╭─ Provided information

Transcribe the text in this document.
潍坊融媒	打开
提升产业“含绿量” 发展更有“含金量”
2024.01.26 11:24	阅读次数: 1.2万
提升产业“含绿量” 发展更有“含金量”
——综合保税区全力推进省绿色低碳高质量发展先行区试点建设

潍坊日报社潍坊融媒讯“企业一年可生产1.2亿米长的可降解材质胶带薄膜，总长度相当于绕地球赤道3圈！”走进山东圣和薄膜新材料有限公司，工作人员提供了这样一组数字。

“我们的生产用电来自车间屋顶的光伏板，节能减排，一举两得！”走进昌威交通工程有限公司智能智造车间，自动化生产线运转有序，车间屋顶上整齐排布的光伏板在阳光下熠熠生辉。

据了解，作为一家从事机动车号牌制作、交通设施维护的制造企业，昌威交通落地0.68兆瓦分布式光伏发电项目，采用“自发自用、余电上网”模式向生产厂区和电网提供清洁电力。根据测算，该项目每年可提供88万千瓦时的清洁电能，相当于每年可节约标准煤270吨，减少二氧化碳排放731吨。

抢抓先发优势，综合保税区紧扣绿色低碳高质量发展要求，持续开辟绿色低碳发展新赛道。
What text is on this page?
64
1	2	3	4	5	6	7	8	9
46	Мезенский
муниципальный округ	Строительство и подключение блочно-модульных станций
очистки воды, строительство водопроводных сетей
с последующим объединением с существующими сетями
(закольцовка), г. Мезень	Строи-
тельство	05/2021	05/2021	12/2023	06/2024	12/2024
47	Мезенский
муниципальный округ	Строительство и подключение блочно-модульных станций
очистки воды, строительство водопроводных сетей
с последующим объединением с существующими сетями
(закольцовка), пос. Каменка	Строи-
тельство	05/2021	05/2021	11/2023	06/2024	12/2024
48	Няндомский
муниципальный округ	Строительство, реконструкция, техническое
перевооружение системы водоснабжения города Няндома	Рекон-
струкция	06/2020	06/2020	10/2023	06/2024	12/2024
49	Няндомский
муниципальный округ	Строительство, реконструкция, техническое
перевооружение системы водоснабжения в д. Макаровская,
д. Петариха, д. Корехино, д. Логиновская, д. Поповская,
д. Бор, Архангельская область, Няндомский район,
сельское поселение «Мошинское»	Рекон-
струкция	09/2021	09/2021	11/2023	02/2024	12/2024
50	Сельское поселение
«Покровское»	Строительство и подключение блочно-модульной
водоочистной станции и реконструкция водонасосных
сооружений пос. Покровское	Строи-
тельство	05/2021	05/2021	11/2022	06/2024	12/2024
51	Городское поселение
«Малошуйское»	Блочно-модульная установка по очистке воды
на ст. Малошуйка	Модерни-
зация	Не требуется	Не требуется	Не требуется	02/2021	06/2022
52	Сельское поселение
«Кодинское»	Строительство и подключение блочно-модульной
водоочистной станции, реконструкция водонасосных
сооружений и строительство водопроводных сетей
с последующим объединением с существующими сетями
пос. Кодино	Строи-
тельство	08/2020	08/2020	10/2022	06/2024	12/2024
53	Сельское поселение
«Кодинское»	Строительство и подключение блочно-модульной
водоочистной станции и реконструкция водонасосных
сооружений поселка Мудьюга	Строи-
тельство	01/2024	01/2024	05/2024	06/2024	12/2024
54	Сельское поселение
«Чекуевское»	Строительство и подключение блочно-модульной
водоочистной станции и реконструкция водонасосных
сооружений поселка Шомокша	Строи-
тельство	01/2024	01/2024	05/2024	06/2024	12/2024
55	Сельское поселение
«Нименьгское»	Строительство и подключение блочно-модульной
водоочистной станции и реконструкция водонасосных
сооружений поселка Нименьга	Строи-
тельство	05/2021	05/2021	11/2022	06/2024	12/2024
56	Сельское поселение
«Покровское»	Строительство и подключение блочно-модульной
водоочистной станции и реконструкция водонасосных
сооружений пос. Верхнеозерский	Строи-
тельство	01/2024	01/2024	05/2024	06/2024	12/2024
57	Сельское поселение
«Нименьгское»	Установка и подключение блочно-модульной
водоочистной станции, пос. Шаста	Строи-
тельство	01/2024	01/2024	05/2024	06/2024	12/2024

╰─

**Exercise aim**. Tell how many lines in the material above include the word "закольцовка", giving the number only.

**Solution to this problem**. 2